Copy out every line that contains "Above".

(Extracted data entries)
-------
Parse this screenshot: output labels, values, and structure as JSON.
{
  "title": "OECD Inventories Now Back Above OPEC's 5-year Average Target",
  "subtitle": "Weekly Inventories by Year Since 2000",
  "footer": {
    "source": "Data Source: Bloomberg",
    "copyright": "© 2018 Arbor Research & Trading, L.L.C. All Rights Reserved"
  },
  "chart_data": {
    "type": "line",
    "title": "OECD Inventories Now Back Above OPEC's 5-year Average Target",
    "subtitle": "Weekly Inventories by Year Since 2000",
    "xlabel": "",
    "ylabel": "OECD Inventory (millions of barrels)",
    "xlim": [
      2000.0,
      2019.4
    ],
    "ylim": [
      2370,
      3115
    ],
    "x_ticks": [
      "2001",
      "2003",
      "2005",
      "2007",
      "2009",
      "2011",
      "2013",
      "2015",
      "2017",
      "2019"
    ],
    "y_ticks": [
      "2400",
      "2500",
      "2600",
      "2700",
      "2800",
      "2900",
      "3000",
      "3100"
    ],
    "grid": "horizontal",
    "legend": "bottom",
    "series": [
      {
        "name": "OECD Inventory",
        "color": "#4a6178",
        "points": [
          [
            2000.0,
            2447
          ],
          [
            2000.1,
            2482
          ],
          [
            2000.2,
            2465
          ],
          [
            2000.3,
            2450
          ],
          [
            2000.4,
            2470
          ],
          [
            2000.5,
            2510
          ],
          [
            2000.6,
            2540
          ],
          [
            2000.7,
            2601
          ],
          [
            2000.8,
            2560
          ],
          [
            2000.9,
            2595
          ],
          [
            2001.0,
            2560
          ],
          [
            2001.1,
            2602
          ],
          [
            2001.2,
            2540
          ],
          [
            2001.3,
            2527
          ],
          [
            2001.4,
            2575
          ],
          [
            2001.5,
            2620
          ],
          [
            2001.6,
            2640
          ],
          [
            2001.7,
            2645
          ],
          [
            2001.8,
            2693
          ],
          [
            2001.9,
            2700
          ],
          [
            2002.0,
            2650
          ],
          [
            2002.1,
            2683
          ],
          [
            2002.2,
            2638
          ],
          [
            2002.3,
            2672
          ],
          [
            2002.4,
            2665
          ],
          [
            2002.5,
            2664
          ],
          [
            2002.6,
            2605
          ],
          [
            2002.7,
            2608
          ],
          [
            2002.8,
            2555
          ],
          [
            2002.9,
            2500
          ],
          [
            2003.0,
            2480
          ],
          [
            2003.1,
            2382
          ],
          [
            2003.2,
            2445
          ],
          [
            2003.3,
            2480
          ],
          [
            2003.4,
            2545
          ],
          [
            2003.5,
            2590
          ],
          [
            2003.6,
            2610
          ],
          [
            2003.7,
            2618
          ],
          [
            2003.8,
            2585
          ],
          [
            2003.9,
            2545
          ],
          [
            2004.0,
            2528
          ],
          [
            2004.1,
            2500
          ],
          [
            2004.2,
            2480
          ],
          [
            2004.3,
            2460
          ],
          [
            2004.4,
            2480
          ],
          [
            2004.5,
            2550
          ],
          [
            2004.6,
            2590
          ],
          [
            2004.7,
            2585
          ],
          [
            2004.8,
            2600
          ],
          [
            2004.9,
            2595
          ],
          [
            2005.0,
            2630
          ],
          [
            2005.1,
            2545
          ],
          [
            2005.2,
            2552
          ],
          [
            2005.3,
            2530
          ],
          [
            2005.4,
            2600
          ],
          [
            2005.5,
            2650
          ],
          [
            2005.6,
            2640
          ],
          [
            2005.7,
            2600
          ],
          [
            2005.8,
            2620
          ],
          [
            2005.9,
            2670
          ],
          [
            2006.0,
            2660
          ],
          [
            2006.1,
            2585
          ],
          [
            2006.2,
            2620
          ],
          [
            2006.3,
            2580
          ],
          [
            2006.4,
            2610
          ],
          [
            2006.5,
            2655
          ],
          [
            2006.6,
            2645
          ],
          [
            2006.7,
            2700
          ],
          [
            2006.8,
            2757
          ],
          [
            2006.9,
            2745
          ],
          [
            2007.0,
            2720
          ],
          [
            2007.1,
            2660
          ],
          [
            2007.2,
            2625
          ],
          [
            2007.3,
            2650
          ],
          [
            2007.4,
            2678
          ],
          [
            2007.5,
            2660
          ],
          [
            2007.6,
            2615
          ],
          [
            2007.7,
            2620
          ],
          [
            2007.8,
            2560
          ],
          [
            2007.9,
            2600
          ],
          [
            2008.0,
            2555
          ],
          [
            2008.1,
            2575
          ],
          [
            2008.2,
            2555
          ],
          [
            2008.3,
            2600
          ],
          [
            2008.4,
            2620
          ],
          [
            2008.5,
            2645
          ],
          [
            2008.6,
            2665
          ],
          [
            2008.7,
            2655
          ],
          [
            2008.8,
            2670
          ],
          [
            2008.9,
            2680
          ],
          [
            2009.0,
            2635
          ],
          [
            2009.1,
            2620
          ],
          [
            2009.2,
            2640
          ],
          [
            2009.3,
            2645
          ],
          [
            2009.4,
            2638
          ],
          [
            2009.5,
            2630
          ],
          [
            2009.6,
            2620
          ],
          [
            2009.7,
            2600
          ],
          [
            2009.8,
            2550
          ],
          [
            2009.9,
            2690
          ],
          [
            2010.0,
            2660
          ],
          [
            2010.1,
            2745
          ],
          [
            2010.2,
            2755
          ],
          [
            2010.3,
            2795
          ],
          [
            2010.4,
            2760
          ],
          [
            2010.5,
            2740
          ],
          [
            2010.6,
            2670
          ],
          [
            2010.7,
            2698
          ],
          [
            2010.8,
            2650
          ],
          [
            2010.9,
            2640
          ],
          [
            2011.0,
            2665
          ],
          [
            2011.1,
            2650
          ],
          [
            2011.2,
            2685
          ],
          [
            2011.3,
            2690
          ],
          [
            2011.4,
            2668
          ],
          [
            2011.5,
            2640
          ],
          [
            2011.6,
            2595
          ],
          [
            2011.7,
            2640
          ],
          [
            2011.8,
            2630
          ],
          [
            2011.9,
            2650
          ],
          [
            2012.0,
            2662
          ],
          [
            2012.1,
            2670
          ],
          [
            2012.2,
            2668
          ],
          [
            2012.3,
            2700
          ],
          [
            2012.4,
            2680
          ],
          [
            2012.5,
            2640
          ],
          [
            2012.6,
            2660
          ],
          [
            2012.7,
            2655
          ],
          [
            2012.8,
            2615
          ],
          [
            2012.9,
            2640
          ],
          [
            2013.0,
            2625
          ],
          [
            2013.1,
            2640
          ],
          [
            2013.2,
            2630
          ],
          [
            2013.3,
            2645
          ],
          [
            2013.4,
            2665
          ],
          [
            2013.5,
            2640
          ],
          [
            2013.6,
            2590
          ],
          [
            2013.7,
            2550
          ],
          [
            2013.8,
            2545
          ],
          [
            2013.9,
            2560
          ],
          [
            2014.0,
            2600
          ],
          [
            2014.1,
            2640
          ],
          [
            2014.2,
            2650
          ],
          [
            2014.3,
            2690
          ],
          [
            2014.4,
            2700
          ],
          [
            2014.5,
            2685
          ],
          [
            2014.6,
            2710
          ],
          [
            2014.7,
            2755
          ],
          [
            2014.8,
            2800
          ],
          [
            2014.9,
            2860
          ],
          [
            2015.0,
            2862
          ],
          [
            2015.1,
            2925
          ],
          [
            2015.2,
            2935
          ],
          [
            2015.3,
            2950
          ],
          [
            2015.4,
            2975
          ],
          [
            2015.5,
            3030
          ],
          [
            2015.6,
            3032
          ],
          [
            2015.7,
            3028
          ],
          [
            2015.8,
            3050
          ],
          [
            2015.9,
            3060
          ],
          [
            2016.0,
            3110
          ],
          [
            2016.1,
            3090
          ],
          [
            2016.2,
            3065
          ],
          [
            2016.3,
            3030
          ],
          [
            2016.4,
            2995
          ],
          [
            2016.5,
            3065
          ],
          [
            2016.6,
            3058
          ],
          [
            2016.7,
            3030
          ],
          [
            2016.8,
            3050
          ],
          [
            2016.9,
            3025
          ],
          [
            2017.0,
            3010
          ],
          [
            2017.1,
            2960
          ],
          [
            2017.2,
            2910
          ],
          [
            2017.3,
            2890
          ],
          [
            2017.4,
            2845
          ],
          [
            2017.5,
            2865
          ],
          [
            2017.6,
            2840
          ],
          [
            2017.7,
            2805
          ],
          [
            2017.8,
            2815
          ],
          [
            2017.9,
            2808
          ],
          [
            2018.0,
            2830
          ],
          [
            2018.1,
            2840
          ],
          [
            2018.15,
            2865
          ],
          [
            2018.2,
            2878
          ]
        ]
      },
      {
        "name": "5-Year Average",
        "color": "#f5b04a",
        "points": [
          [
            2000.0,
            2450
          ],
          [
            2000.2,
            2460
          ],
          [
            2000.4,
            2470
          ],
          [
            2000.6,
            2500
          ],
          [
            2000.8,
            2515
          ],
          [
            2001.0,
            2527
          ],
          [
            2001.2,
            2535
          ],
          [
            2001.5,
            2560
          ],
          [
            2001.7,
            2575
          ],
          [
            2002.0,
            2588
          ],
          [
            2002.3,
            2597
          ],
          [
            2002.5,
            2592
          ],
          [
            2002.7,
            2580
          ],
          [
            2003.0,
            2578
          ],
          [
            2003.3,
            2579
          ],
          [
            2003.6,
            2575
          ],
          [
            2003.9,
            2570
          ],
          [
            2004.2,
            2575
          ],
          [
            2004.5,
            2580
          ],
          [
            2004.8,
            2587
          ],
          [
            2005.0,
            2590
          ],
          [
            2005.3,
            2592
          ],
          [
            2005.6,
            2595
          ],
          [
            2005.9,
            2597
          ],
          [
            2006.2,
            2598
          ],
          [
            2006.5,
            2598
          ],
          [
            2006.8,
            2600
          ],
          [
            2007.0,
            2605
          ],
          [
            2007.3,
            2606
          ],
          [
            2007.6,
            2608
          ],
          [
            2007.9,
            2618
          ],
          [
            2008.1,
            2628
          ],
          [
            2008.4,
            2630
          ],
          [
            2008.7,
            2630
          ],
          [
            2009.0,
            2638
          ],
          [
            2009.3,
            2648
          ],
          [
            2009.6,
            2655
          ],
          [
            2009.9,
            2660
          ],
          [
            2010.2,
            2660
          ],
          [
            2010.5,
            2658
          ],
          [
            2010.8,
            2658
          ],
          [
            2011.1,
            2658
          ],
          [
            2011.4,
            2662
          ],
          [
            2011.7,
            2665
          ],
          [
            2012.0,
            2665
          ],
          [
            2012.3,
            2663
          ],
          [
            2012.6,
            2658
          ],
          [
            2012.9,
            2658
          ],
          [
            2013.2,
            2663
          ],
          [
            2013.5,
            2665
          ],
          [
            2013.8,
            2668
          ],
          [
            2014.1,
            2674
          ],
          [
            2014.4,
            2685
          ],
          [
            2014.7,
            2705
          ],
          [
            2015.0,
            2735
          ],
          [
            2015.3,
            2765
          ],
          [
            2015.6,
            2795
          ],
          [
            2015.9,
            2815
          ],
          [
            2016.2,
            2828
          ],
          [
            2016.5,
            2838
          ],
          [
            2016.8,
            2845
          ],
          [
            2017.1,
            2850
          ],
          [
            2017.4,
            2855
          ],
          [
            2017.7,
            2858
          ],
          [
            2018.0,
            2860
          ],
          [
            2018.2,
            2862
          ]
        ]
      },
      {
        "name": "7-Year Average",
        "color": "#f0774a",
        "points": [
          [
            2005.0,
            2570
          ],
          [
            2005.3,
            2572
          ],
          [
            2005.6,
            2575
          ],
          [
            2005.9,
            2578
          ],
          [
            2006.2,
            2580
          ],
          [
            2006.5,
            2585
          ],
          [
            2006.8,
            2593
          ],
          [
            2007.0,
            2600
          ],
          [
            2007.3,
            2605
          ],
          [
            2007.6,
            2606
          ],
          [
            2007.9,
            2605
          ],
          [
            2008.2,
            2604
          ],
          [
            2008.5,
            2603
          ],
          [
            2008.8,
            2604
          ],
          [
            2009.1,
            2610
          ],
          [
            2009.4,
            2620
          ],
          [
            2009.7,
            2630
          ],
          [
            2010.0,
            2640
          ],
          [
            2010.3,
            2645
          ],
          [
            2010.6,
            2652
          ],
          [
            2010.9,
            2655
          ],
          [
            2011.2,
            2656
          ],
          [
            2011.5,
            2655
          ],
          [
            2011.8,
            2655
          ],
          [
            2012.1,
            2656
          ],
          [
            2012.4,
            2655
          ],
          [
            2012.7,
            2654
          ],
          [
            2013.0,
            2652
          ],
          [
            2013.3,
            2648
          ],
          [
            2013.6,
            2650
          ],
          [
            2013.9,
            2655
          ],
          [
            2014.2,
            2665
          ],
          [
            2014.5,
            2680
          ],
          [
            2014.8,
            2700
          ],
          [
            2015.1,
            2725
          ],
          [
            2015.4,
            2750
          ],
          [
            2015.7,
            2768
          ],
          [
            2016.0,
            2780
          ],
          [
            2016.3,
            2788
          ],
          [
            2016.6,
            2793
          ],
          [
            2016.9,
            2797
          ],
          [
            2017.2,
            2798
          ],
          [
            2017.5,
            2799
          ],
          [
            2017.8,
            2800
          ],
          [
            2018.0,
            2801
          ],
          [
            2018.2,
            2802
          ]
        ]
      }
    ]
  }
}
-------
» RESULT OF THE TASK:
  "title": "OECD Inventories Now Back Above OPEC's 5-year Average Target",
    "title": "OECD Inventories Now Back Above OPEC's 5-year Average Target",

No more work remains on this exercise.